• **Work to do**
Take the entries below and print all of them exactly, please.

• **Records for the exercise**
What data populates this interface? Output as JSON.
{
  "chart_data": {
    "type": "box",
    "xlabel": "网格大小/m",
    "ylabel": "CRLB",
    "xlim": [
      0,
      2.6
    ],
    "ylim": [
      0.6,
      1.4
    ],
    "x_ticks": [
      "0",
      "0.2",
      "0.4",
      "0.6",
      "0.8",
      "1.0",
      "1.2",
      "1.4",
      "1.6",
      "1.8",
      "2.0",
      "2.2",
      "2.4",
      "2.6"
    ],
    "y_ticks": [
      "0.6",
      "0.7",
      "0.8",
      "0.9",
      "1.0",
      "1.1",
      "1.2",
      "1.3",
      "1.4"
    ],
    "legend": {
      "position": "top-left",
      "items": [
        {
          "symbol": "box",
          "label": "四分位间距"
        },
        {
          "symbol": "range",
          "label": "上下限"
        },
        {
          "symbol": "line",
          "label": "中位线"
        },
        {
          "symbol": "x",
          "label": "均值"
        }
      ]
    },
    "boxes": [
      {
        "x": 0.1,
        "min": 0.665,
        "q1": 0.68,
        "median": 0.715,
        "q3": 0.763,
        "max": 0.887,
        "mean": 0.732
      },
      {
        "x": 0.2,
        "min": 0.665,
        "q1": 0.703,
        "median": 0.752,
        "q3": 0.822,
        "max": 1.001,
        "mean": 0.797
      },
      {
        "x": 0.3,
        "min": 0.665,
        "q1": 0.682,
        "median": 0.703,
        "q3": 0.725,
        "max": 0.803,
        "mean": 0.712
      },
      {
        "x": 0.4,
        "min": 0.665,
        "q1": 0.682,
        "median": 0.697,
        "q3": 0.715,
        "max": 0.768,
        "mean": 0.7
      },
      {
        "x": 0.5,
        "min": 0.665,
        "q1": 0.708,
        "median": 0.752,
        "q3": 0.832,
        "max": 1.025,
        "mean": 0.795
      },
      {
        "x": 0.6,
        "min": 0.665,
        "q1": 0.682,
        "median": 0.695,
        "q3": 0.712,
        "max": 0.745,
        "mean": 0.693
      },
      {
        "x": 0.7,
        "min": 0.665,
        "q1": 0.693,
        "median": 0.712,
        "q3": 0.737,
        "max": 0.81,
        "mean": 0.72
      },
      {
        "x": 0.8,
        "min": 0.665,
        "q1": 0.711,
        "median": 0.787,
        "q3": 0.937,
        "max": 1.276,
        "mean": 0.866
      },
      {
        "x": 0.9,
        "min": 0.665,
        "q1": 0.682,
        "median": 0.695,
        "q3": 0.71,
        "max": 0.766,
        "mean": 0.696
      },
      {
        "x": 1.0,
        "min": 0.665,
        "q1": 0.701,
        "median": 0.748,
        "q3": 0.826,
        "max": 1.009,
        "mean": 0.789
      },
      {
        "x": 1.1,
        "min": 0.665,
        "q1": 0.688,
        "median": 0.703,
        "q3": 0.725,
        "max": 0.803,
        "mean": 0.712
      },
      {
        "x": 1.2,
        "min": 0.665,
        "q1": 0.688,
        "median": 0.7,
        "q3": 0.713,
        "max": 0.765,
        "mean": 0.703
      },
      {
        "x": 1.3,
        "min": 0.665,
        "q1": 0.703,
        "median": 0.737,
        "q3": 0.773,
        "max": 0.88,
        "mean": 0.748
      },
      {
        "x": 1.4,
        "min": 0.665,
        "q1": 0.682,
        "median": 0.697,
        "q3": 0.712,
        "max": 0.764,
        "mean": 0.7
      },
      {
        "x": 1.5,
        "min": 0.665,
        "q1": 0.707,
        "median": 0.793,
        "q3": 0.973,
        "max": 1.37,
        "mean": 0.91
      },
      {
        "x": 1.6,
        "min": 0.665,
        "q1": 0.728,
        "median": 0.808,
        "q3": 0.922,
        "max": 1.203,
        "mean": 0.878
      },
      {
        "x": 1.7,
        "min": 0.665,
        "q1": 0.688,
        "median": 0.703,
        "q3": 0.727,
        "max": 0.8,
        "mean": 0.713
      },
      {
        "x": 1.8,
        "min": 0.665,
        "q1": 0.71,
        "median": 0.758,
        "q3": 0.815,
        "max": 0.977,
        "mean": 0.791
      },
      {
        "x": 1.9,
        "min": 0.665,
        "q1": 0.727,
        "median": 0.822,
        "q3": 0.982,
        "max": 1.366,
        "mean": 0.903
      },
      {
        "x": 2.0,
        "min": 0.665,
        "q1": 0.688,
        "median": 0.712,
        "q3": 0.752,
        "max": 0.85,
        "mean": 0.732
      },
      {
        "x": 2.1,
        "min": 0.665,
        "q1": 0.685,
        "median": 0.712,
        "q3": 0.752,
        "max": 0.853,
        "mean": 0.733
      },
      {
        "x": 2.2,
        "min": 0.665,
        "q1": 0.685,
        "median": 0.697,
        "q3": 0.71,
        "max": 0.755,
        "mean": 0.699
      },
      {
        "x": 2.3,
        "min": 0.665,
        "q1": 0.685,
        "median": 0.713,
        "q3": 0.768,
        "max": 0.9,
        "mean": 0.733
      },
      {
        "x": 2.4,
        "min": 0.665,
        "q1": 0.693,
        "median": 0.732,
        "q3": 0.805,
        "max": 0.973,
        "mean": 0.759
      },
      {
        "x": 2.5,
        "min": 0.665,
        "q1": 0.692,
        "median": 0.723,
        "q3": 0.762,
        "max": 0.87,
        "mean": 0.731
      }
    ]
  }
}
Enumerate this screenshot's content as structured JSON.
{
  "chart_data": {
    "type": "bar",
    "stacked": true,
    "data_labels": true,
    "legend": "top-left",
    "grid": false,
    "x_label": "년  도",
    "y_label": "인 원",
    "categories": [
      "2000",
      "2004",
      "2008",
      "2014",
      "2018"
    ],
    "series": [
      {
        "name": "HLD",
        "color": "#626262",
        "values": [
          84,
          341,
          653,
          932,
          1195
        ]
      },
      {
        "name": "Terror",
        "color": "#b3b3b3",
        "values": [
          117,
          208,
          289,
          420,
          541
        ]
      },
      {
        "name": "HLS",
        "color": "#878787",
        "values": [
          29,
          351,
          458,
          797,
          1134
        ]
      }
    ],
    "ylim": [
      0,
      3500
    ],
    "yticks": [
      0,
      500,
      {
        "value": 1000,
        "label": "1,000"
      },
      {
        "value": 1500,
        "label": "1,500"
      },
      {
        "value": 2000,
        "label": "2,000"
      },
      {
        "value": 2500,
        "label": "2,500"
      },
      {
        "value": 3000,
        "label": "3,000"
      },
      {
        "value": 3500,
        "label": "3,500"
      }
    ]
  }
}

• **The solution**
What data populates this interface? Output as JSON.
{
  "chart_data": {
    "type": "box",
    "xlabel": "网格大小/m",
    "ylabel": "CRLB",
    "xlim": [
      0,
      2.6
    ],
    "ylim": [
      0.6,
      1.4
    ],
    "x_ticks": [
      "0",
      "0.2",
      "0.4",
      "0.6",
      "0.8",
      "1.0",
      "1.2",
      "1.4",
      "1.6",
      "1.8",
      "2.0",
      "2.2",
      "2.4",
      "2.6"
    ],
    "y_ticks": [
      "0.6",
      "0.7",
      "0.8",
      "0.9",
      "1.0",
      "1.1",
      "1.2",
      "1.3",
      "1.4"
    ],
    "legend": {
      "position": "top-left",
      "items": [
        {
          "symbol": "box",
          "label": "四分位间距"
        },
        {
          "symbol": "range",
          "label": "上下限"
        },
        {
          "symbol": "line",
          "label": "中位线"
        },
        {
          "symbol": "x",
          "label": "均值"
        }
      ]
    },
    "boxes": [
      {
        "x": 0.1,
        "min": 0.665,
        "q1": 0.68,
        "median": 0.715,
        "q3": 0.763,
        "max": 0.887,
        "mean": 0.732
      },
      {
        "x": 0.2,
        "min": 0.665,
        "q1": 0.703,
        "median": 0.752,
        "q3": 0.822,
        "max": 1.001,
        "mean": 0.797
      },
      {
        "x": 0.3,
        "min": 0.665,
        "q1": 0.682,
        "median": 0.703,
        "q3": 0.725,
        "max": 0.803,
        "mean": 0.712
      },
      {
        "x": 0.4,
        "min": 0.665,
        "q1": 0.682,
        "median": 0.697,
        "q3": 0.715,
        "max": 0.768,
        "mean": 0.7
      },
      {
        "x": 0.5,
        "min": 0.665,
        "q1": 0.708,
        "median": 0.752,
        "q3": 0.832,
        "max": 1.025,
        "mean": 0.795
      },
      {
        "x": 0.6,
        "min": 0.665,
        "q1": 0.682,
        "median": 0.695,
        "q3": 0.712,
        "max": 0.745,
        "mean": 0.693
      },
      {
        "x": 0.7,
        "min": 0.665,
        "q1": 0.693,
        "median": 0.712,
        "q3": 0.737,
        "max": 0.81,
        "mean": 0.72
      },
      {
        "x": 0.8,
        "min": 0.665,
        "q1": 0.711,
        "median": 0.787,
        "q3": 0.937,
        "max": 1.276,
        "mean": 0.866
      },
      {
        "x": 0.9,
        "min": 0.665,
        "q1": 0.682,
        "median": 0.695,
        "q3": 0.71,
        "max": 0.766,
        "mean": 0.696
      },
      {
        "x": 1.0,
        "min": 0.665,
        "q1": 0.701,
        "median": 0.748,
        "q3": 0.826,
        "max": 1.009,
        "mean": 0.789
      },
      {
        "x": 1.1,
        "min": 0.665,
        "q1": 0.688,
        "median": 0.703,
        "q3": 0.725,
        "max": 0.803,
        "mean": 0.712
      },
      {
        "x": 1.2,
        "min": 0.665,
        "q1": 0.688,
        "median": 0.7,
        "q3": 0.713,
        "max": 0.765,
        "mean": 0.703
      },
      {
        "x": 1.3,
        "min": 0.665,
        "q1": 0.703,
        "median": 0.737,
        "q3": 0.773,
        "max": 0.88,
        "mean": 0.748
      },
      {
        "x": 1.4,
        "min": 0.665,
        "q1": 0.682,
        "median": 0.697,
        "q3": 0.712,
        "max": 0.764,
        "mean": 0.7
      },
      {
        "x": 1.5,
        "min": 0.665,
        "q1": 0.707,
        "median": 0.793,
        "q3": 0.973,
        "max": 1.37,
        "mean": 0.91
      },
      {
        "x": 1.6,
        "min": 0.665,
        "q1": 0.728,
        "median": 0.808,
        "q3": 0.922,
        "max": 1.203,
        "mean": 0.878
      },
      {
        "x": 1.7,
        "min": 0.665,
        "q1": 0.688,
        "median": 0.703,
        "q3": 0.727,
        "max": 0.8,
        "mean": 0.713
      },
      {
        "x": 1.8,
        "min": 0.665,
        "q1": 0.71,
        "median": 0.758,
        "q3": 0.815,
        "max": 0.977,
        "mean": 0.791
      },
      {
        "x": 1.9,
        "min": 0.665,
        "q1": 0.727,
        "median": 0.822,
        "q3": 0.982,
        "max": 1.366,
        "mean": 0.903
      },
      {
        "x": 2.0,
        "min": 0.665,
        "q1": 0.688,
        "median": 0.712,
        "q3": 0.752,
        "max": 0.85,
        "mean": 0.732
      },
      {
        "x": 2.1,
        "min": 0.665,
        "q1": 0.685,
        "median": 0.712,
        "q3": 0.752,
        "max": 0.853,
        "mean": 0.733
      },
      {
        "x": 2.2,
        "min": 0.665,
        "q1": 0.685,
        "median": 0.697,
        "q3": 0.71,
        "max": 0.755,
        "mean": 0.699
      },
      {
        "x": 2.3,
        "min": 0.665,
        "q1": 0.685,
        "median": 0.713,
        "q3": 0.768,
        "max": 0.9,
        "mean": 0.733
      },
      {
        "x": 2.4,
        "min": 0.665,
        "q1": 0.693,
        "median": 0.732,
        "q3": 0.805,
        "max": 0.973,
        "mean": 0.759
      },
      {
        "x": 2.5,
        "min": 0.665,
        "q1": 0.692,
        "median": 0.723,
        "q3": 0.762,
        "max": 0.87,
        "mean": 0.731
      }
    ]
  }
}
Enumerate this screenshot's content as structured JSON.
{
  "chart_data": {
    "type": "bar",
    "stacked": true,
    "data_labels": true,
    "legend": "top-left",
    "grid": false,
    "x_label": "년  도",
    "y_label": "인 원",
    "categories": [
      "2000",
      "2004",
      "2008",
      "2014",
      "2018"
    ],
    "series": [
      {
        "name": "HLD",
        "color": "#626262",
        "values": [
          84,
          341,
          653,
          932,
          1195
        ]
      },
      {
        "name": "Terror",
        "color": "#b3b3b3",
        "values": [
          117,
          208,
          289,
          420,
          541
        ]
      },
      {
        "name": "HLS",
        "color": "#878787",
        "values": [
          29,
          351,
          458,
          797,
          1134
        ]
      }
    ],
    "ylim": [
      0,
      3500
    ],
    "yticks": [
      0,
      500,
      {
        "value": 1000,
        "label": "1,000"
      },
      {
        "value": 1500,
        "label": "1,500"
      },
      {
        "value": 2000,
        "label": "2,000"
      },
      {
        "value": 2500,
        "label": "2,500"
      },
      {
        "value": 3000,
        "label": "3,000"
      },
      {
        "value": 3500,
        "label": "3,500"
      }
    ]
  }
}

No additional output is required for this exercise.